╔══

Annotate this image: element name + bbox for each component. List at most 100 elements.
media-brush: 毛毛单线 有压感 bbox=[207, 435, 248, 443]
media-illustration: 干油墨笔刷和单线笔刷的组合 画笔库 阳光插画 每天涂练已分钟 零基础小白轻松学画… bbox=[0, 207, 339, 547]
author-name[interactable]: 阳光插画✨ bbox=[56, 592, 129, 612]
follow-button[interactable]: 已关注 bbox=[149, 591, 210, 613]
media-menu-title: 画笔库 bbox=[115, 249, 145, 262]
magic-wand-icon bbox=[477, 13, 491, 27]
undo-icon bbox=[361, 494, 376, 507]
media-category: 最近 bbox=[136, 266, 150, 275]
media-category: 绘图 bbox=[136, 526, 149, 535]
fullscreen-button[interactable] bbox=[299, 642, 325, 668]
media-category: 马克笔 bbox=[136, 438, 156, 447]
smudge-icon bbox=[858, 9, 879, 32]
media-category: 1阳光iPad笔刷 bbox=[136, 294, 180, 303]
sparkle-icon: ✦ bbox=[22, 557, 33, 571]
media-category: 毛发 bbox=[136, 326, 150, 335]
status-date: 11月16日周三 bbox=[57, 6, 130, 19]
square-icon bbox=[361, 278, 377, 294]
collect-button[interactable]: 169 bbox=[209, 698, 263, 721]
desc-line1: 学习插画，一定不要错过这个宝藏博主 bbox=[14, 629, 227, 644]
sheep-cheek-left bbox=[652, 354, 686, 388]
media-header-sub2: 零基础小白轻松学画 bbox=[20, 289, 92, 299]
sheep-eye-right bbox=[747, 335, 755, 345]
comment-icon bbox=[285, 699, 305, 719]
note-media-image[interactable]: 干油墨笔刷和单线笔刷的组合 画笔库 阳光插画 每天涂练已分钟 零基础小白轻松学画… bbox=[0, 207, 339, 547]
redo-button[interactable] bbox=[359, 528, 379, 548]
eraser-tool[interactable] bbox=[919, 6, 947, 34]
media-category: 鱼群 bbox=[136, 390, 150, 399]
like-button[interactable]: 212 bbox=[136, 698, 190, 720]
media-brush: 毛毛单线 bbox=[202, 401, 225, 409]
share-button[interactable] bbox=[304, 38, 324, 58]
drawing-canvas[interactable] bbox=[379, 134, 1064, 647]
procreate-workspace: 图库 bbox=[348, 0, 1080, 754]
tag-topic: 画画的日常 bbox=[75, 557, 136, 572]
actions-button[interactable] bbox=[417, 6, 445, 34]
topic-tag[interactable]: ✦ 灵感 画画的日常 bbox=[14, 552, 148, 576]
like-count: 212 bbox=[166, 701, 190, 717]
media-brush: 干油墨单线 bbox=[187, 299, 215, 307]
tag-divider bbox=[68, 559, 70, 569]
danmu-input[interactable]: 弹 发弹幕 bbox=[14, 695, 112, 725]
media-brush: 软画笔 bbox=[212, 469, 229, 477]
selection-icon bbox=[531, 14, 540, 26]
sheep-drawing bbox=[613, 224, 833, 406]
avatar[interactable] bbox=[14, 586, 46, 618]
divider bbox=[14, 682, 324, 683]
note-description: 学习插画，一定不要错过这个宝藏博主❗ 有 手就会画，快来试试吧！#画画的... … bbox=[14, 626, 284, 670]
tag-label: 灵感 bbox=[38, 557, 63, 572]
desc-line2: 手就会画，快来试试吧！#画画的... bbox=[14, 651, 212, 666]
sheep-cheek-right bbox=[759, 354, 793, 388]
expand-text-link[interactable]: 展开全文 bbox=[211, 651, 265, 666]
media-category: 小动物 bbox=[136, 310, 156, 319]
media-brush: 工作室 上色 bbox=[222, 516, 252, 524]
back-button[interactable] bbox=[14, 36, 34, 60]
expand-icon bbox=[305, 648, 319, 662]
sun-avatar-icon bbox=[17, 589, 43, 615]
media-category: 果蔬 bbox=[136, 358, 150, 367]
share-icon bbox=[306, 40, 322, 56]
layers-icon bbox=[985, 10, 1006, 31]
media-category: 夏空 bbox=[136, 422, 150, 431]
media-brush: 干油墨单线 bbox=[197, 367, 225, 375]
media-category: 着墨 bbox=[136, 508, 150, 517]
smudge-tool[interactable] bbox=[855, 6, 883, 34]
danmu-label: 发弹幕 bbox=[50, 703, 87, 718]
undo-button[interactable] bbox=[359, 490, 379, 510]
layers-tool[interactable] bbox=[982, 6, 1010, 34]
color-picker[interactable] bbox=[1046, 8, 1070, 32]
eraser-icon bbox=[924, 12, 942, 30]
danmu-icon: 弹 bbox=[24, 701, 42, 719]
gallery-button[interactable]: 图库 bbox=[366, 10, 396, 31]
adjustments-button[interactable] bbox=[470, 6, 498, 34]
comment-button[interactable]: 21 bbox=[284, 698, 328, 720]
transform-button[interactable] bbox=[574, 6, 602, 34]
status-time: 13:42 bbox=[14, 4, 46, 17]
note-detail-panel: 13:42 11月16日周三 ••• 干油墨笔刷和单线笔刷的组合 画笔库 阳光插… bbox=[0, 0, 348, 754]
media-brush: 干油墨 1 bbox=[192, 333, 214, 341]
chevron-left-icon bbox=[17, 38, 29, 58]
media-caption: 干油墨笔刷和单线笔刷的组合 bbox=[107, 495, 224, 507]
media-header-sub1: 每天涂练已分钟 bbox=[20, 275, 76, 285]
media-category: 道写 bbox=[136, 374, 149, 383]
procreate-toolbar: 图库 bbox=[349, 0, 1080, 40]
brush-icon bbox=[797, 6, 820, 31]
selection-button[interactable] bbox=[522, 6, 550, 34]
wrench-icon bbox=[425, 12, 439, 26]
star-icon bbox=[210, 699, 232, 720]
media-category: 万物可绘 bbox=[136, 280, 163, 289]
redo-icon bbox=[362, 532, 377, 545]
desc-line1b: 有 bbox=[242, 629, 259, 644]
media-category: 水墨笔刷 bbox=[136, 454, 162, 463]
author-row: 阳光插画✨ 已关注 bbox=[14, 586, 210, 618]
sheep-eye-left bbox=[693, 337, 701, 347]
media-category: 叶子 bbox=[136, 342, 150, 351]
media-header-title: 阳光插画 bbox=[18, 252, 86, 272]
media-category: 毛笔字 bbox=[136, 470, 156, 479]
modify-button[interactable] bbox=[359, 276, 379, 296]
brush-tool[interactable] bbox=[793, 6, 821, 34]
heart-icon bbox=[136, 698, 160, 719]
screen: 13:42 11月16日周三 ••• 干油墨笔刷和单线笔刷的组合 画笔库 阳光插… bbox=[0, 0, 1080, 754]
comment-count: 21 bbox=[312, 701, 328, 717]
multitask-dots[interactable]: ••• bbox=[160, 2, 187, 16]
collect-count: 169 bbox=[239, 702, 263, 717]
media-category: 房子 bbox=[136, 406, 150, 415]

╚══

■ BRIEF: Turn every line of the item above into a numbered list, leaving out any blank lines.

■ COMPLETE ANSWER:
1. Annotate this image: element name + bbox for each component. List at most 100 elements.
2. media-brush: 毛毛单线 有压感 bbox=[207, 435, 248, 443]
3. media-illustration: 干油墨笔刷和单线笔刷的组合 画笔库 阳光插画 每天涂练已分钟 零基础小白轻松学画… bbox=[0, 207, 339, 547]
4. author-name[interactable]: 阳光插画✨ bbox=[56, 592, 129, 612]
5. follow-button[interactable]: 已关注 bbox=[149, 591, 210, 613]
6. media-menu-title: 画笔库 bbox=[115, 249, 145, 262]
7. magic-wand-icon bbox=[477, 13, 491, 27]
8. undo-icon bbox=[361, 494, 376, 507]
9. media-category: 最近 bbox=[136, 266, 150, 275]
10. media-category: 绘图 bbox=[136, 526, 149, 535]
11. fullscreen-button[interactable] bbox=[299, 642, 325, 668]
12. media-category: 马克笔 bbox=[136, 438, 156, 447]
13. smudge-icon bbox=[858, 9, 879, 32]
14. media-category: 1阳光iPad笔刷 bbox=[136, 294, 180, 303]
15. sparkle-icon: ✦ bbox=[22, 557, 33, 571]
16. media-category: 毛发 bbox=[136, 326, 150, 335]
17. status-date: 11月16日周三 bbox=[57, 6, 130, 19]
18. square-icon bbox=[361, 278, 377, 294]
19. collect-button[interactable]: 169 bbox=[209, 698, 263, 721]
20. desc-line1: 学习插画，一定不要错过这个宝藏博主 bbox=[14, 629, 227, 644]
21. sheep-cheek-left bbox=[652, 354, 686, 388]
22. media-header-sub2: 零基础小白轻松学画 bbox=[20, 289, 92, 299]
23. sheep-eye-right bbox=[747, 335, 755, 345]
24. comment-icon bbox=[285, 699, 305, 719]
25. note-media-image[interactable]: 干油墨笔刷和单线笔刷的组合 画笔库 阳光插画 每天涂练已分钟 零基础小白轻松学画… bbox=[0, 207, 339, 547]
26. redo-button[interactable] bbox=[359, 528, 379, 548]
27. eraser-tool[interactable] bbox=[919, 6, 947, 34]
28. media-category: 鱼群 bbox=[136, 390, 150, 399]
29. like-button[interactable]: 212 bbox=[136, 698, 190, 720]
30. media-brush: 毛毛单线 bbox=[202, 401, 225, 409]
31. share-button[interactable] bbox=[304, 38, 324, 58]
32. drawing-canvas[interactable] bbox=[379, 134, 1064, 647]
33. procreate-workspace: 图库 bbox=[348, 0, 1080, 754]
34. tag-topic: 画画的日常 bbox=[75, 557, 136, 572]
35. actions-button[interactable] bbox=[417, 6, 445, 34]
36. topic-tag[interactable]: ✦ 灵感 画画的日常 bbox=[14, 552, 148, 576]
37. like-count: 212 bbox=[166, 701, 190, 717]
38. media-brush: 干油墨单线 bbox=[187, 299, 215, 307]
39. tag-divider bbox=[68, 559, 70, 569]
40. danmu-input[interactable]: 弹 发弹幕 bbox=[14, 695, 112, 725]
41. media-brush: 软画笔 bbox=[212, 469, 229, 477]
42. selection-icon bbox=[531, 14, 540, 26]
43. sheep-drawing bbox=[613, 224, 833, 406]
44. avatar[interactable] bbox=[14, 586, 46, 618]
45. divider bbox=[14, 682, 324, 683]
46. note-description: 学习插画，一定不要错过这个宝藏博主❗ 有 手就会画，快来试试吧！#画画的... … bbox=[14, 626, 284, 670]
47. tag-label: 灵感 bbox=[38, 557, 63, 572]
48. desc-line2: 手就会画，快来试试吧！#画画的... bbox=[14, 651, 212, 666]
49. sheep-cheek-right bbox=[759, 354, 793, 388]
50. expand-text-link[interactable]: 展开全文 bbox=[211, 651, 265, 666]
51. media-category: 小动物 bbox=[136, 310, 156, 319]
52. media-brush: 工作室 上色 bbox=[222, 516, 252, 524]
53. back-button[interactable] bbox=[14, 36, 34, 60]
54. expand-icon bbox=[305, 648, 319, 662]
55. sun-avatar-icon bbox=[17, 589, 43, 615]
56. media-category: 果蔬 bbox=[136, 358, 150, 367]
57. share-icon bbox=[306, 40, 322, 56]
58. layers-icon bbox=[985, 10, 1006, 31]
59. media-category: 夏空 bbox=[136, 422, 150, 431]
60. media-brush: 干油墨单线 bbox=[197, 367, 225, 375]
61. media-category: 着墨 bbox=[136, 508, 150, 517]
62. smudge-tool[interactable] bbox=[855, 6, 883, 34]
63. danmu-label: 发弹幕 bbox=[50, 703, 87, 718]
64. undo-button[interactable] bbox=[359, 490, 379, 510]
65. layers-tool[interactable] bbox=[982, 6, 1010, 34]
66. color-picker[interactable] bbox=[1046, 8, 1070, 32]
67. eraser-icon bbox=[924, 12, 942, 30]
68. danmu-icon: 弹 bbox=[24, 701, 42, 719]
69. gallery-button[interactable]: 图库 bbox=[366, 10, 396, 31]
70. adjustments-button[interactable] bbox=[470, 6, 498, 34]
71. comment-button[interactable]: 21 bbox=[284, 698, 328, 720]
72. transform-button[interactable] bbox=[574, 6, 602, 34]
73. status-time: 13:42 bbox=[14, 4, 46, 17]
74. note-detail-panel: 13:42 11月16日周三 ••• 干油墨笔刷和单线笔刷的组合 画笔库 阳光插… bbox=[0, 0, 348, 754]
75. media-brush: 干油墨 1 bbox=[192, 333, 214, 341]
76. chevron-left-icon bbox=[17, 38, 29, 58]
77. media-caption: 干油墨笔刷和单线笔刷的组合 bbox=[107, 495, 224, 507]
78. media-header-sub1: 每天涂练已分钟 bbox=[20, 275, 76, 285]
79. media-category: 道写 bbox=[136, 374, 149, 383]
80. procreate-toolbar: 图库 bbox=[349, 0, 1080, 40]
81. brush-icon bbox=[797, 6, 820, 31]
82. selection-button[interactable] bbox=[522, 6, 550, 34]
83. wrench-icon bbox=[425, 12, 439, 26]
84. star-icon bbox=[210, 699, 232, 720]
85. media-category: 万物可绘 bbox=[136, 280, 163, 289]
86. redo-icon bbox=[362, 532, 377, 545]
87. desc-line1b: 有 bbox=[242, 629, 259, 644]
88. media-category: 水墨笔刷 bbox=[136, 454, 162, 463]
89. author-row: 阳光插画✨ 已关注 bbox=[14, 586, 210, 618]
90. sheep-eye-left bbox=[693, 337, 701, 347]
91. media-category: 叶子 bbox=[136, 342, 150, 351]
92. media-header-title: 阳光插画 bbox=[18, 252, 86, 272]
93. media-category: 毛笔字 bbox=[136, 470, 156, 479]
94. modify-button[interactable] bbox=[359, 276, 379, 296]
95. brush-tool[interactable] bbox=[793, 6, 821, 34]
96. heart-icon bbox=[136, 698, 160, 719]
97. screen: 13:42 11月16日周三 ••• 干油墨笔刷和单线笔刷的组合 画笔库 阳光插… bbox=[0, 0, 1080, 754]
98. comment-count: 21 bbox=[312, 701, 328, 717]
99. multitask-dots[interactable]: ••• bbox=[160, 2, 187, 16]
100. collect-count: 169 bbox=[239, 702, 263, 717]
101. media-category: 房子 bbox=[136, 406, 150, 415]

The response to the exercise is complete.